--- Start of Data shown ---

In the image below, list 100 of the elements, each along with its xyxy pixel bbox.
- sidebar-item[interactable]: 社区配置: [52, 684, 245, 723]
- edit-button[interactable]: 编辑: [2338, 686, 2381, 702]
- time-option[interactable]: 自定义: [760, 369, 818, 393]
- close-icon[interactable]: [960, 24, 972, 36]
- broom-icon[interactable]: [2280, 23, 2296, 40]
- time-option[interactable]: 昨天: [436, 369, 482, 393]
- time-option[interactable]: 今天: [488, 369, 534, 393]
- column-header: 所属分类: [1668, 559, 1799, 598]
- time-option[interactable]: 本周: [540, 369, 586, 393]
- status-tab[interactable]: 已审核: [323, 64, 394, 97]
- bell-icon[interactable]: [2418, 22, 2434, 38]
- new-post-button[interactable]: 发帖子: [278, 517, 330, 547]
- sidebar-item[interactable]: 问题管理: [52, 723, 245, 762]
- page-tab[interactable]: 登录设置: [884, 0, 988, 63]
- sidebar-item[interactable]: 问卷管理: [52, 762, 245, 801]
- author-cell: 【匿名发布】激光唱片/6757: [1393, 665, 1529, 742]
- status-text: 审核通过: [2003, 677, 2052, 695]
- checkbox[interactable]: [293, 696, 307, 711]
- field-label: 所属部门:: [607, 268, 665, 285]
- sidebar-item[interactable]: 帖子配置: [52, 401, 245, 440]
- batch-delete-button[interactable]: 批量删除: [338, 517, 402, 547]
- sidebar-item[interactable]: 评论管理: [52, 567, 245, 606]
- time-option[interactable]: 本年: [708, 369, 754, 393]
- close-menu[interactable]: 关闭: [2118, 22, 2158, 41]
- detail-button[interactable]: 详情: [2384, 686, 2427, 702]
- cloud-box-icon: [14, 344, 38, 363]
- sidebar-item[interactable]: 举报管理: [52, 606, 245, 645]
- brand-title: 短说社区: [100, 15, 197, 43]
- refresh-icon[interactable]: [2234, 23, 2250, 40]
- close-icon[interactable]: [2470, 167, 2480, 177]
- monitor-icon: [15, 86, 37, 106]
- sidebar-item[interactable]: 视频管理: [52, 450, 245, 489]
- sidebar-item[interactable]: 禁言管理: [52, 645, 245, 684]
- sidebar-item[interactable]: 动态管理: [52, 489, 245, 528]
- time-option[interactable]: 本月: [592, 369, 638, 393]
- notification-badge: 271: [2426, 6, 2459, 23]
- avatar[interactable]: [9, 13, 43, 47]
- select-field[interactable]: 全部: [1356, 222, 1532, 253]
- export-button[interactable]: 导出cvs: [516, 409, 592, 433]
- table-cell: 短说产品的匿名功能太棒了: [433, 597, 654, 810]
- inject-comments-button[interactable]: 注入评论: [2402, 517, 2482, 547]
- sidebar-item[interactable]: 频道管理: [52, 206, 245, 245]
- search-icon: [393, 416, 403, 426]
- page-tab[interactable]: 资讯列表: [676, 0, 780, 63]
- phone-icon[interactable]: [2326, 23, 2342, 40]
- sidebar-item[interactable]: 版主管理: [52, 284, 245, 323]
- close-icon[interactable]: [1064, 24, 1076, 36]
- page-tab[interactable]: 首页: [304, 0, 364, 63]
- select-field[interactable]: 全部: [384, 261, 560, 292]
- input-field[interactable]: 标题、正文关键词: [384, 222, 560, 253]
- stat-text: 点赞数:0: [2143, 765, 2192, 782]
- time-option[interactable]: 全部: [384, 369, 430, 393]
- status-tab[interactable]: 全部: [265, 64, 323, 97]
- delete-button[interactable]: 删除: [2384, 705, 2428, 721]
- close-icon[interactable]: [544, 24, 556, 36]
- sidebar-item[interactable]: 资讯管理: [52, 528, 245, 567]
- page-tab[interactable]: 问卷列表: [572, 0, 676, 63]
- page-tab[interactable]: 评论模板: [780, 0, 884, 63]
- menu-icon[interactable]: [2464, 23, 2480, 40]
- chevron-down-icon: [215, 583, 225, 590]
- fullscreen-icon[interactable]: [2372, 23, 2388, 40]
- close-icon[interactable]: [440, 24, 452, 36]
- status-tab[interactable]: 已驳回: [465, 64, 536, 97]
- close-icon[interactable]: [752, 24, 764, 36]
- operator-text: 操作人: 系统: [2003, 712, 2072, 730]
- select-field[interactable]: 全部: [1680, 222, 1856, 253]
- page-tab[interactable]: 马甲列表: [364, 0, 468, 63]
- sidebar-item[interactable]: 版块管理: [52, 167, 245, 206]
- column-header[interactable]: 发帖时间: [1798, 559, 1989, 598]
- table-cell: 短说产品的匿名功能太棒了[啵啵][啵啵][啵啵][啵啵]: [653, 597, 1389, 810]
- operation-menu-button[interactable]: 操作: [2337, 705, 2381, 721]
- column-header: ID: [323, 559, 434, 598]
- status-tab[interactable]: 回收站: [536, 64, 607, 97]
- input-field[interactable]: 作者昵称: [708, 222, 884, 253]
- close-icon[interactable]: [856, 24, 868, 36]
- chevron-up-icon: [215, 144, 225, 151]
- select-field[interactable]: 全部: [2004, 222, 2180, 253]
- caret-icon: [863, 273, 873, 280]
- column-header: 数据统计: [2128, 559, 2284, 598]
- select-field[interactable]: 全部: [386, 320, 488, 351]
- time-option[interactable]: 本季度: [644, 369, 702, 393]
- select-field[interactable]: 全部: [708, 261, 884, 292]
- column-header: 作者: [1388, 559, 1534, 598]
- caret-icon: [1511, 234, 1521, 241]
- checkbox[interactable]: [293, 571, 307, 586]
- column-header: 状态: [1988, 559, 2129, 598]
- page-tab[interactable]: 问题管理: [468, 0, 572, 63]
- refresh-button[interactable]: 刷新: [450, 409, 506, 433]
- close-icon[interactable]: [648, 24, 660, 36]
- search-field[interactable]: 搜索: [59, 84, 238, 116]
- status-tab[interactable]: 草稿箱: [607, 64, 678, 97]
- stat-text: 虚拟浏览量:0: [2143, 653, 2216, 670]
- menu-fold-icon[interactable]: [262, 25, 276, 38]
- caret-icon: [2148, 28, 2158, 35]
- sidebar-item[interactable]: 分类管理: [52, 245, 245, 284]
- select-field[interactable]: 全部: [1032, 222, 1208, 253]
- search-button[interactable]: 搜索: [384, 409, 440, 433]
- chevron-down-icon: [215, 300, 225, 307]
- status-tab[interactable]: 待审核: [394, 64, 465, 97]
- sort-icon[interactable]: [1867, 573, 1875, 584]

--- End of Data shown ---

● **Set task**: Reproduce all of the rows above, line for line, without altering any character.

● **Written solution**:
In the image below, list 100 of the elements, each along with its xyxy pixel bbox.
- sidebar-item[interactable]: 社区配置: [52, 684, 245, 723]
- edit-button[interactable]: 编辑: [2338, 686, 2381, 702]
- time-option[interactable]: 自定义: [760, 369, 818, 393]
- close-icon[interactable]: [960, 24, 972, 36]
- broom-icon[interactable]: [2280, 23, 2296, 40]
- time-option[interactable]: 昨天: [436, 369, 482, 393]
- time-option[interactable]: 今天: [488, 369, 534, 393]
- column-header: 所属分类: [1668, 559, 1799, 598]
- time-option[interactable]: 本周: [540, 369, 586, 393]
- status-tab[interactable]: 已审核: [323, 64, 394, 97]
- bell-icon[interactable]: [2418, 22, 2434, 38]
- new-post-button[interactable]: 发帖子: [278, 517, 330, 547]
- sidebar-item[interactable]: 问题管理: [52, 723, 245, 762]
- page-tab[interactable]: 登录设置: [884, 0, 988, 63]
- sidebar-item[interactable]: 问卷管理: [52, 762, 245, 801]
- author-cell: 【匿名发布】激光唱片/6757: [1393, 665, 1529, 742]
- status-text: 审核通过: [2003, 677, 2052, 695]
- checkbox[interactable]: [293, 696, 307, 711]
- field-label: 所属部门:: [607, 268, 665, 285]
- sidebar-item[interactable]: 帖子配置: [52, 401, 245, 440]
- batch-delete-button[interactable]: 批量删除: [338, 517, 402, 547]
- sidebar-item[interactable]: 评论管理: [52, 567, 245, 606]
- time-option[interactable]: 本年: [708, 369, 754, 393]
- close-menu[interactable]: 关闭: [2118, 22, 2158, 41]
- detail-button[interactable]: 详情: [2384, 686, 2427, 702]
- cloud-box-icon: [14, 344, 38, 363]
- sidebar-item[interactable]: 举报管理: [52, 606, 245, 645]
- brand-title: 短说社区: [100, 15, 197, 43]
- refresh-icon[interactable]: [2234, 23, 2250, 40]
- close-icon[interactable]: [2470, 167, 2480, 177]
- monitor-icon: [15, 86, 37, 106]
- sidebar-item[interactable]: 视频管理: [52, 450, 245, 489]
- sidebar-item[interactable]: 禁言管理: [52, 645, 245, 684]
- sidebar-item[interactable]: 动态管理: [52, 489, 245, 528]
- time-option[interactable]: 本月: [592, 369, 638, 393]
- notification-badge: 271: [2426, 6, 2459, 23]
- avatar[interactable]: [9, 13, 43, 47]
- select-field[interactable]: 全部: [1356, 222, 1532, 253]
- export-button[interactable]: 导出cvs: [516, 409, 592, 433]
- table-cell: 短说产品的匿名功能太棒了: [433, 597, 654, 810]
- inject-comments-button[interactable]: 注入评论: [2402, 517, 2482, 547]
- sidebar-item[interactable]: 频道管理: [52, 206, 245, 245]
- search-icon: [393, 416, 403, 426]
- page-tab[interactable]: 资讯列表: [676, 0, 780, 63]
- phone-icon[interactable]: [2326, 23, 2342, 40]
- sidebar-item[interactable]: 版主管理: [52, 284, 245, 323]
- close-icon[interactable]: [1064, 24, 1076, 36]
- page-tab[interactable]: 首页: [304, 0, 364, 63]
- select-field[interactable]: 全部: [384, 261, 560, 292]
- input-field[interactable]: 标题、正文关键词: [384, 222, 560, 253]
- stat-text: 点赞数:0: [2143, 765, 2192, 782]
- time-option[interactable]: 全部: [384, 369, 430, 393]
- status-tab[interactable]: 全部: [265, 64, 323, 97]
- delete-button[interactable]: 删除: [2384, 705, 2428, 721]
- close-icon[interactable]: [544, 24, 556, 36]
- sidebar-item[interactable]: 资讯管理: [52, 528, 245, 567]
- page-tab[interactable]: 问卷列表: [572, 0, 676, 63]
- page-tab[interactable]: 评论模板: [780, 0, 884, 63]
- menu-icon[interactable]: [2464, 23, 2480, 40]
- chevron-down-icon: [215, 583, 225, 590]
- fullscreen-icon[interactable]: [2372, 23, 2388, 40]
- close-icon[interactable]: [440, 24, 452, 36]
- status-tab[interactable]: 已驳回: [465, 64, 536, 97]
- close-icon[interactable]: [752, 24, 764, 36]
- operator-text: 操作人: 系统: [2003, 712, 2072, 730]
- select-field[interactable]: 全部: [1680, 222, 1856, 253]
- page-tab[interactable]: 马甲列表: [364, 0, 468, 63]
- sidebar-item[interactable]: 版块管理: [52, 167, 245, 206]
- column-header[interactable]: 发帖时间: [1798, 559, 1989, 598]
- table-cell: 短说产品的匿名功能太棒了[啵啵][啵啵][啵啵][啵啵]: [653, 597, 1389, 810]
- operation-menu-button[interactable]: 操作: [2337, 705, 2381, 721]
- column-header: ID: [323, 559, 434, 598]
- status-tab[interactable]: 回收站: [536, 64, 607, 97]
- input-field[interactable]: 作者昵称: [708, 222, 884, 253]
- close-icon[interactable]: [856, 24, 868, 36]
- chevron-up-icon: [215, 144, 225, 151]
- select-field[interactable]: 全部: [2004, 222, 2180, 253]
- caret-icon: [863, 273, 873, 280]
- column-header: 数据统计: [2128, 559, 2284, 598]
- select-field[interactable]: 全部: [386, 320, 488, 351]
- time-option[interactable]: 本季度: [644, 369, 702, 393]
- select-field[interactable]: 全部: [708, 261, 884, 292]
- column-header: 作者: [1388, 559, 1534, 598]
- caret-icon: [1511, 234, 1521, 241]
- checkbox[interactable]: [293, 571, 307, 586]
- column-header: 状态: [1988, 559, 2129, 598]
- page-tab[interactable]: 问题管理: [468, 0, 572, 63]
- refresh-button[interactable]: 刷新: [450, 409, 506, 433]
- close-icon[interactable]: [648, 24, 660, 36]
- search-field[interactable]: 搜索: [59, 84, 238, 116]
- status-tab[interactable]: 草稿箱: [607, 64, 678, 97]
- stat-text: 虚拟浏览量:0: [2143, 653, 2216, 670]
- menu-fold-icon[interactable]: [262, 25, 276, 38]
- caret-icon: [2148, 28, 2158, 35]
- sidebar-item[interactable]: 分类管理: [52, 245, 245, 284]
- select-field[interactable]: 全部: [1032, 222, 1208, 253]
- search-button[interactable]: 搜索: [384, 409, 440, 433]
- chevron-down-icon: [215, 300, 225, 307]
- status-tab[interactable]: 待审核: [394, 64, 465, 97]
- sort-icon[interactable]: [1867, 573, 1875, 584]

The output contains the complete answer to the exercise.